**The problem**. Below are records. Copy every line with "decided" in it.

**Entries from a dataset**.
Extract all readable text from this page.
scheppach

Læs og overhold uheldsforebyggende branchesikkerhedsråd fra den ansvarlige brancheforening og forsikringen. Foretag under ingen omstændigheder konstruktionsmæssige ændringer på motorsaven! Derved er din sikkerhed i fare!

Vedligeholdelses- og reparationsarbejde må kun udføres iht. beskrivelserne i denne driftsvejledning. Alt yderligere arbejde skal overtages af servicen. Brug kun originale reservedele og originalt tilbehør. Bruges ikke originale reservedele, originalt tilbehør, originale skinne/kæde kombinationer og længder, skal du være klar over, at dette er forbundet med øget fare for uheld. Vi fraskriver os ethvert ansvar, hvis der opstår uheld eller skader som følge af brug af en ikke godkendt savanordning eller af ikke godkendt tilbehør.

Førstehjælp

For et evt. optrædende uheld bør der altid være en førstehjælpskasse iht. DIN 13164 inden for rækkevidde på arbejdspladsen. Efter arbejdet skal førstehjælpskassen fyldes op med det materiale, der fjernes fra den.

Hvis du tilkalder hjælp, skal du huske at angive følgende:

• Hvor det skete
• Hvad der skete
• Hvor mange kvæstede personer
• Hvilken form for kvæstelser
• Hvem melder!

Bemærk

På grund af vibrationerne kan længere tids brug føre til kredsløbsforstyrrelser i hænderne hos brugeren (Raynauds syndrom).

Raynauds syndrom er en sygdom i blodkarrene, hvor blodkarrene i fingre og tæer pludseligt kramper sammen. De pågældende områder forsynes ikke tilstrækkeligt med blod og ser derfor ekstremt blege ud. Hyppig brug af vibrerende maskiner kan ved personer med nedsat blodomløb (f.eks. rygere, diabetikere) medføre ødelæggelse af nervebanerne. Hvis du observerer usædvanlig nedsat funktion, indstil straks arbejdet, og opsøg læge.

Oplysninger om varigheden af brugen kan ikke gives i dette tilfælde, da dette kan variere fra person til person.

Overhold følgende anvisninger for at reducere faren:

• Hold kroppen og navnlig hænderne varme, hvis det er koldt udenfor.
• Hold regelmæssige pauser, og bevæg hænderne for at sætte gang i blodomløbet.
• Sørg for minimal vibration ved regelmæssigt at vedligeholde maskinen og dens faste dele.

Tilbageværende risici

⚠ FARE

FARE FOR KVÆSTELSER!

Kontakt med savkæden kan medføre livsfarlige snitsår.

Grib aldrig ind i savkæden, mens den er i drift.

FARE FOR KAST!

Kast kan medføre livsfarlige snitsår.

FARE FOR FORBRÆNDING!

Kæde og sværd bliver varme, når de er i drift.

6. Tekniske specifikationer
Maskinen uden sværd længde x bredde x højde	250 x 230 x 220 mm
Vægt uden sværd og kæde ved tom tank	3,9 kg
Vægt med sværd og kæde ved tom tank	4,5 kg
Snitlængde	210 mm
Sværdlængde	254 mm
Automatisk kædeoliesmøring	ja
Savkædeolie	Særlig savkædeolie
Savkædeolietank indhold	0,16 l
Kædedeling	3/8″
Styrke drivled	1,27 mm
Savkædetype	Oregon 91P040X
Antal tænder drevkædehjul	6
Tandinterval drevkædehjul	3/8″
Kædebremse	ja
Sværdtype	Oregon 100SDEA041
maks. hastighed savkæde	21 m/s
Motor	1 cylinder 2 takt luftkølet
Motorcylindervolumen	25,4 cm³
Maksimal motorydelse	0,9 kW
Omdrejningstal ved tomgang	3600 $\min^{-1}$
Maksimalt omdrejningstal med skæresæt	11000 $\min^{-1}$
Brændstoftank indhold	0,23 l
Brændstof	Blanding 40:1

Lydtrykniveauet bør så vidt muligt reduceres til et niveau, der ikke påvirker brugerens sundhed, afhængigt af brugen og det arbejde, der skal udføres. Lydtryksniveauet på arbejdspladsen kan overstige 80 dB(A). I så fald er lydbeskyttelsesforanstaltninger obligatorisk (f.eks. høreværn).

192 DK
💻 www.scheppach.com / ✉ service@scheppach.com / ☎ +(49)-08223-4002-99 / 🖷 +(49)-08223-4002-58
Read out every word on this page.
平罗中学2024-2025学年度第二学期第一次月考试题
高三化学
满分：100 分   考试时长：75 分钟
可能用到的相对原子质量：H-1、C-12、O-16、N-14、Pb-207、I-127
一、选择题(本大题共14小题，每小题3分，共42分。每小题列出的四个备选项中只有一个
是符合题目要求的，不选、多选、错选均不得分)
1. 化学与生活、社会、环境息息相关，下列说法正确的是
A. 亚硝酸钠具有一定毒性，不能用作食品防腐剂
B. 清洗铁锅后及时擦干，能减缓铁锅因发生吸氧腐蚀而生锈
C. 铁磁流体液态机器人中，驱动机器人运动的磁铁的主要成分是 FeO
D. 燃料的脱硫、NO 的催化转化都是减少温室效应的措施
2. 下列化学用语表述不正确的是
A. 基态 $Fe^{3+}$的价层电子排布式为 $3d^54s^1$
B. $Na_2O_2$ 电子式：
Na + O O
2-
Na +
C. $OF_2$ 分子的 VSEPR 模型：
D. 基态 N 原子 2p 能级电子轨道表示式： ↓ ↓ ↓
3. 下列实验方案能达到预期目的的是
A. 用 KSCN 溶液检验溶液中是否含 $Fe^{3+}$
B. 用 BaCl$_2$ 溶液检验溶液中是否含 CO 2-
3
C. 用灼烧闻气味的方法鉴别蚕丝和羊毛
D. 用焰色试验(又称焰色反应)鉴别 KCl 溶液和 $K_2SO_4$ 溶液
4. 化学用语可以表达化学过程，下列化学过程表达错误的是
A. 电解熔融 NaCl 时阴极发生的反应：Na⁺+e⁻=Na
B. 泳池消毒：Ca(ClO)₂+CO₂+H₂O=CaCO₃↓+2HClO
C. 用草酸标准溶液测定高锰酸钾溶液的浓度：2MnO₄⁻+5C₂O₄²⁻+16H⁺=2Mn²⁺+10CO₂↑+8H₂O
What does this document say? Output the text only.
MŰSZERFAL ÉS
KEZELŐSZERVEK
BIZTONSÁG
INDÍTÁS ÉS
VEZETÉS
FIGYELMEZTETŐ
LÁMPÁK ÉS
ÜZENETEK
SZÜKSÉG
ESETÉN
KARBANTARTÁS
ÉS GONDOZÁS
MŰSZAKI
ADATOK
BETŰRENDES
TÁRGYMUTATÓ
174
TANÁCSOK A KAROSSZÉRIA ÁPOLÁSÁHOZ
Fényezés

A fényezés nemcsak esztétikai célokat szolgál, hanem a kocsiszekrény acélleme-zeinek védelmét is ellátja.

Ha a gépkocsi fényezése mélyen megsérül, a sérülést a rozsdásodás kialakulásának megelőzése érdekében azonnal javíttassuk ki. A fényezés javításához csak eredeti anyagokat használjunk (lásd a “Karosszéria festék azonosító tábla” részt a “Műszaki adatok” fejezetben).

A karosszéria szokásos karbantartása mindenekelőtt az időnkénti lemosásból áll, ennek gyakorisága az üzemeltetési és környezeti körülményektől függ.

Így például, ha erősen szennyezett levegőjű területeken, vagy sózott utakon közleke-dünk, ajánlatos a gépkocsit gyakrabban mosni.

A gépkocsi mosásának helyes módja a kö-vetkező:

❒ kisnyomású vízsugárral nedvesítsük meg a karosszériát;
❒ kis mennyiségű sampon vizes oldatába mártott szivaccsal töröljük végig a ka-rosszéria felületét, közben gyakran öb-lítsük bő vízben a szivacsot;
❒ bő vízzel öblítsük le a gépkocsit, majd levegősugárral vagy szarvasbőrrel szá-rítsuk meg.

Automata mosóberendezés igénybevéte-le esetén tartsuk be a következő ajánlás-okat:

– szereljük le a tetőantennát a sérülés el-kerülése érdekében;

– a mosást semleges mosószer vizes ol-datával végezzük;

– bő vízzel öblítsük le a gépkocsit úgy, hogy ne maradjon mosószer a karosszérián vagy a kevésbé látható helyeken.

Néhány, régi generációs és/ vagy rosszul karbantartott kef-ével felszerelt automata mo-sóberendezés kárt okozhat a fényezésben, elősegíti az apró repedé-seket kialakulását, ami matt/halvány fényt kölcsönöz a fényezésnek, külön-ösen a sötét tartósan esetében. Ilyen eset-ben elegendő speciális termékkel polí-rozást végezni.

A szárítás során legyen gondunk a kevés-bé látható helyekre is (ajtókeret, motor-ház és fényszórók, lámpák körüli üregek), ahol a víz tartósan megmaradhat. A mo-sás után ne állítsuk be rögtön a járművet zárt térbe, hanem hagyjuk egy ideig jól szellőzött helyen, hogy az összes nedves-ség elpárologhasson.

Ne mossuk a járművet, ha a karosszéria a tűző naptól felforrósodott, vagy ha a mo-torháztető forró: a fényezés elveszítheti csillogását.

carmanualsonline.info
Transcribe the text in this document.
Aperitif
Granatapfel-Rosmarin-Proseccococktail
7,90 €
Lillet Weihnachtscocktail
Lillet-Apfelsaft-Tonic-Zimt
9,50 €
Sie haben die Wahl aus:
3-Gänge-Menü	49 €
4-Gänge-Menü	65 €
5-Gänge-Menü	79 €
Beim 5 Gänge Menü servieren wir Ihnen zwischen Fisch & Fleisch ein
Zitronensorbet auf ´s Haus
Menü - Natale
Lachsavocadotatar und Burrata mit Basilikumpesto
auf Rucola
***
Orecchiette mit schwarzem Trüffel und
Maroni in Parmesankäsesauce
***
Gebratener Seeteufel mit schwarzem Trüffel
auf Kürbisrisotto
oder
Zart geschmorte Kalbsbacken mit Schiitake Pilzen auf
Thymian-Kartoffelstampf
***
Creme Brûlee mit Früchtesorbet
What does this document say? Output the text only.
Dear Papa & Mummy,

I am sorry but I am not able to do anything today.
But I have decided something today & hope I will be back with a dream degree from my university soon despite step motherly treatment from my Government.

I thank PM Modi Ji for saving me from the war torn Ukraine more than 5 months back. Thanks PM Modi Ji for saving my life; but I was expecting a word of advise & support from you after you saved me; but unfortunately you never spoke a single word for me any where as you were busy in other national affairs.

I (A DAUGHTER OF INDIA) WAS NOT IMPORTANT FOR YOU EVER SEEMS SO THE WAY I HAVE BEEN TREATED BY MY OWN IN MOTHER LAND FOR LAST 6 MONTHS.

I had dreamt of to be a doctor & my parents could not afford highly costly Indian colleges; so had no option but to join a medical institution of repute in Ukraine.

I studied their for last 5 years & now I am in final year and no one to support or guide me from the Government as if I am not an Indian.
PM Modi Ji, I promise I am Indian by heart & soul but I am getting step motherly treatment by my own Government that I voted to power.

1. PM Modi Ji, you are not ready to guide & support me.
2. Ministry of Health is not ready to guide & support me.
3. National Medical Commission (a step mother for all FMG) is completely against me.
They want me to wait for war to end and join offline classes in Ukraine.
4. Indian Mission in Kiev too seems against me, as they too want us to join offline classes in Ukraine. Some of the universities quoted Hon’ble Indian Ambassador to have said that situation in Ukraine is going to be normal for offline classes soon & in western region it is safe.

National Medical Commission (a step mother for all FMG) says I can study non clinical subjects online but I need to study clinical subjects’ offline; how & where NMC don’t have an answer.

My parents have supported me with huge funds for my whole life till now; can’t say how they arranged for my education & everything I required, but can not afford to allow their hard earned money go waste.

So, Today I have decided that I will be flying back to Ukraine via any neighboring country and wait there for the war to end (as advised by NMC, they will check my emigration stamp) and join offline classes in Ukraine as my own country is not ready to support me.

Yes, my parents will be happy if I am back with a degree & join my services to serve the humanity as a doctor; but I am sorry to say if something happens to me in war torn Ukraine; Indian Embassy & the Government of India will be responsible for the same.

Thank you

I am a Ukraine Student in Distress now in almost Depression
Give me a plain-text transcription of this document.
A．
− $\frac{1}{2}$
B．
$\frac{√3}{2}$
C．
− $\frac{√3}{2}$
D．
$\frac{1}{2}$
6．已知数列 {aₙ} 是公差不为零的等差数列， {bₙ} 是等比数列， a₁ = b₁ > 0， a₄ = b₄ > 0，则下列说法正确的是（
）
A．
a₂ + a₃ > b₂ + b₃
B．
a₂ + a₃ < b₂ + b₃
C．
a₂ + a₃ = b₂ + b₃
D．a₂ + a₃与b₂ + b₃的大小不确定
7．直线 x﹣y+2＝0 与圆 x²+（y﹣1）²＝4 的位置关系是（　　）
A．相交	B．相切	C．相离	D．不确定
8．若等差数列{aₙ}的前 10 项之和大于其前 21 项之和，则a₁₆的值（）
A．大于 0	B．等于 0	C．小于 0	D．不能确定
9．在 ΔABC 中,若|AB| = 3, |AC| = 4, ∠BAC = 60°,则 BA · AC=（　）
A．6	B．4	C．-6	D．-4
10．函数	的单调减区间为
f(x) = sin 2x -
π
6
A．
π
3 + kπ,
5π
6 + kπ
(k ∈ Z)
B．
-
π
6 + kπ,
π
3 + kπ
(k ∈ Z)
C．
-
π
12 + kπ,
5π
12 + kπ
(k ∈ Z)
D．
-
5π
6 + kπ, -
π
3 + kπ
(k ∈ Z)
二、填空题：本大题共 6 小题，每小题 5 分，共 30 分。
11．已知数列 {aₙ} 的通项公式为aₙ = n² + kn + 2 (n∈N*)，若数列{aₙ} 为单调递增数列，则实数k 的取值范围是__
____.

**Exercise output**.
But I have decided something today & hope I will be back with a dream degree from my university soon despite step motherly treatment from my Government.
So, Today I have decided that I will be flying back to Ukraine via any neighboring country and wait there for the war to end (as advised by NMC, they will check my emigration stamp) and join offline classes in Ukraine as my own country is not ready to support me.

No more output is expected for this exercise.